— Required work —
Among the records that follow, count the lines with the string "deserved"; report only that count.

— Data records —
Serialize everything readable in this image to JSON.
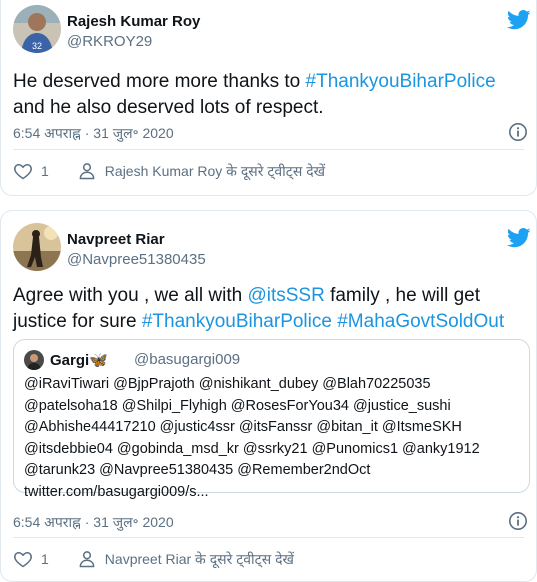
{
  "colors": {
    "link": "#1b95e0",
    "muted": "#5b7083",
    "text": "#0f1419",
    "border": "#e1e8ed"
  },
  "tweets": [
    {
      "name": "Rajesh Kumar Roy",
      "handle": "@RKROY29",
      "body": [
        {
          "text": "He deserved more more thanks to ",
          "type": "text"
        },
        {
          "text": "#ThankyouBiharPolice",
          "type": "hashtag"
        },
        {
          "text": " and he also deserved lots of respect.",
          "type": "text"
        }
      ],
      "timestamp": "6:54 अपराह्न · 31 जुल॰ 2020",
      "like_count": "1",
      "more_tweets": "Rajesh Kumar Roy के दूसरे ट्वीट्स देखें",
      "icons": {
        "brand": "twitter-bird-icon",
        "info": "info-icon",
        "like": "heart-icon",
        "profile": "person-icon"
      }
    },
    {
      "name": "Navpreet Riar",
      "handle": "@Navpree51380435",
      "body": [
        {
          "text": "Agree with you , we all with ",
          "type": "text"
        },
        {
          "text": "@itsSSR",
          "type": "mention"
        },
        {
          "text": " family , he will get justice for sure ",
          "type": "text"
        },
        {
          "text": "#ThankyouBiharPolice",
          "type": "hashtag"
        },
        {
          "text": " ",
          "type": "text"
        },
        {
          "text": "#MahaGovtSoldOut",
          "type": "hashtag"
        }
      ],
      "quote": {
        "name": "Gargi",
        "emoji": "🦋",
        "handle": "@basugargi009",
        "text": "@iRaviTiwari @BjpPrajoth @nishikant_dubey @Blah70225035 @patelsoha18 @Shilpi_Flyhigh @RosesForYou34 @justice_sushi @Abhishe44417210 @justic4ssr @itsFanssr @bitan_it @ItsmeSKH @itsdebbie04 @gobinda_msd_kr @ssrky21 @Punomics1 @anky1912 @tarunk23 @Navpree51380435 @Remember2ndOct twitter.com/basugargi009/s..."
      },
      "timestamp": "6:54 अपराह्न · 31 जुल॰ 2020",
      "like_count": "1",
      "more_tweets": "Navpreet Riar के दूसरे ट्वीट्स देखें",
      "icons": {
        "brand": "twitter-bird-icon",
        "info": "info-icon",
        "like": "heart-icon",
        "profile": "person-icon"
      }
    }
  ]
}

— Answer to this problem —
2